» **WRITTEN TASK**: Print each line of the listing once more, precisely as given.

┄┄┄┄┄┄┄┄┄┄┄┄┄┄┄┄┄┄┄┄

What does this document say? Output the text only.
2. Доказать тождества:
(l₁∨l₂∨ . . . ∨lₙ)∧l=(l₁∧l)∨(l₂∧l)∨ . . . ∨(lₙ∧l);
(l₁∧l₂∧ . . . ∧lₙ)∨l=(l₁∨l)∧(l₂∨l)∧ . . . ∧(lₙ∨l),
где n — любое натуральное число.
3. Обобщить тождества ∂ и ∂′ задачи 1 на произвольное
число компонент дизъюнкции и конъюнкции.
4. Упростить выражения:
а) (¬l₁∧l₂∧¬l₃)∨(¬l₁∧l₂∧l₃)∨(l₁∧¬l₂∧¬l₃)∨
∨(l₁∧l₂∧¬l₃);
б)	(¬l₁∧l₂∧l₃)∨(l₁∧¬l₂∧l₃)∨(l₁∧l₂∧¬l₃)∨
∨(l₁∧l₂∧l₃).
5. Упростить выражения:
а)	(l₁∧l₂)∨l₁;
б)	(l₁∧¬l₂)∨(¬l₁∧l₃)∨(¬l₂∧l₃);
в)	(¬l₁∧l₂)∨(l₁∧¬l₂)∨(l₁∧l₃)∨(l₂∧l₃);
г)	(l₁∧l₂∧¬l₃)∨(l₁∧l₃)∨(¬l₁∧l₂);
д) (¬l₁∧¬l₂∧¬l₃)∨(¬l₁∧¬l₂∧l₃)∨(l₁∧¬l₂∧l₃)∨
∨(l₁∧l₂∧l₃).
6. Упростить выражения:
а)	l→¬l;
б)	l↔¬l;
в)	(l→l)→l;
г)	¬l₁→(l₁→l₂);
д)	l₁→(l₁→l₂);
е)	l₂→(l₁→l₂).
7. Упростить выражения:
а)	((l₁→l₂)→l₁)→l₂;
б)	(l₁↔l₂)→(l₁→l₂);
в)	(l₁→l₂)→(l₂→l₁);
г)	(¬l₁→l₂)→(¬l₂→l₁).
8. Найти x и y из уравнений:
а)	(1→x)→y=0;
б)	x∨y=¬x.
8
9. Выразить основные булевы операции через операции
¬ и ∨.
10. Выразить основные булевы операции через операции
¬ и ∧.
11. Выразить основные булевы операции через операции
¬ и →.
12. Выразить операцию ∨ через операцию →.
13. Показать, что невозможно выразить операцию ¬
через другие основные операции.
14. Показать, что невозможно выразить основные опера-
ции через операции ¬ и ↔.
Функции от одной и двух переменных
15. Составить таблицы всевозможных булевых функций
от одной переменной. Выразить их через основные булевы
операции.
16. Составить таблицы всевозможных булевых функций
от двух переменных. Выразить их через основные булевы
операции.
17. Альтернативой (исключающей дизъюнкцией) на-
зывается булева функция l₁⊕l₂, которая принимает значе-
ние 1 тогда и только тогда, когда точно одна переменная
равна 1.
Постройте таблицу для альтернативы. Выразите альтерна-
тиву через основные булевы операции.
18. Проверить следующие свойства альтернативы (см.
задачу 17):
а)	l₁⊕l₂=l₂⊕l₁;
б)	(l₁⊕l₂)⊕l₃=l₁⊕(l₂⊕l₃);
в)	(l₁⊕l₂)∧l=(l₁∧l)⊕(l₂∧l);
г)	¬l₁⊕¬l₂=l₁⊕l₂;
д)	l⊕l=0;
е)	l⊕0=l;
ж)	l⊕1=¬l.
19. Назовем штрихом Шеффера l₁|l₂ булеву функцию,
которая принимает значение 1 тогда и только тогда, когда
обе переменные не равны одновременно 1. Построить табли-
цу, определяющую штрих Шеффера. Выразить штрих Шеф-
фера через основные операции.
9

┄┄┄┄┄┄┄┄┄┄┄┄┄┄┄┄┄┄┄┄

» **THE REPLY**:
What does this document say? Output the text only.
2. Доказать тождества:
(l₁∨l₂∨ . . . ∨lₙ)∧l=(l₁∧l)∨(l₂∧l)∨ . . . ∨(lₙ∧l);
(l₁∧l₂∧ . . . ∧lₙ)∨l=(l₁∨l)∧(l₂∨l)∧ . . . ∧(lₙ∨l),
где n — любое натуральное число.
3. Обобщить тождества ∂ и ∂′ задачи 1 на произвольное
число компонент дизъюнкции и конъюнкции.
4. Упростить выражения:
а) (¬l₁∧l₂∧¬l₃)∨(¬l₁∧l₂∧l₃)∨(l₁∧¬l₂∧¬l₃)∨
∨(l₁∧l₂∧¬l₃);
б)	(¬l₁∧l₂∧l₃)∨(l₁∧¬l₂∧l₃)∨(l₁∧l₂∧¬l₃)∨
∨(l₁∧l₂∧l₃).
5. Упростить выражения:
а)	(l₁∧l₂)∨l₁;
б)	(l₁∧¬l₂)∨(¬l₁∧l₃)∨(¬l₂∧l₃);
в)	(¬l₁∧l₂)∨(l₁∧¬l₂)∨(l₁∧l₃)∨(l₂∧l₃);
г)	(l₁∧l₂∧¬l₃)∨(l₁∧l₃)∨(¬l₁∧l₂);
д) (¬l₁∧¬l₂∧¬l₃)∨(¬l₁∧¬l₂∧l₃)∨(l₁∧¬l₂∧l₃)∨
∨(l₁∧l₂∧l₃).
6. Упростить выражения:
а)	l→¬l;
б)	l↔¬l;
в)	(l→l)→l;
г)	¬l₁→(l₁→l₂);
д)	l₁→(l₁→l₂);
е)	l₂→(l₁→l₂).
7. Упростить выражения:
а)	((l₁→l₂)→l₁)→l₂;
б)	(l₁↔l₂)→(l₁→l₂);
в)	(l₁→l₂)→(l₂→l₁);
г)	(¬l₁→l₂)→(¬l₂→l₁).
8. Найти x и y из уравнений:
а)	(1→x)→y=0;
б)	x∨y=¬x.
8
9. Выразить основные булевы операции через операции
¬ и ∨.
10. Выразить основные булевы операции через операции
¬ и ∧.
11. Выразить основные булевы операции через операции
¬ и →.
12. Выразить операцию ∨ через операцию →.
13. Показать, что невозможно выразить операцию ¬
через другие основные операции.
14. Показать, что невозможно выразить основные опера-
ции через операции ¬ и ↔.
Функции от одной и двух переменных
15. Составить таблицы всевозможных булевых функций
от одной переменной. Выразить их через основные булевы
операции.
16. Составить таблицы всевозможных булевых функций
от двух переменных. Выразить их через основные булевы
операции.
17. Альтернативой (исключающей дизъюнкцией) на-
зывается булева функция l₁⊕l₂, которая принимает значе-
ние 1 тогда и только тогда, когда точно одна переменная
равна 1.
Постройте таблицу для альтернативы. Выразите альтерна-
тиву через основные булевы операции.
18. Проверить следующие свойства альтернативы (см.
задачу 17):
а)	l₁⊕l₂=l₂⊕l₁;
б)	(l₁⊕l₂)⊕l₃=l₁⊕(l₂⊕l₃);
в)	(l₁⊕l₂)∧l=(l₁∧l)⊕(l₂∧l);
г)	¬l₁⊕¬l₂=l₁⊕l₂;
д)	l⊕l=0;
е)	l⊕0=l;
ж)	l⊕1=¬l.
19. Назовем штрихом Шеффера l₁|l₂ булеву функцию,
которая принимает значение 1 тогда и только тогда, когда
обе переменные не равны одновременно 1. Построить табли-
цу, определяющую штрих Шеффера. Выразить штрих Шеф-
фера через основные операции.
9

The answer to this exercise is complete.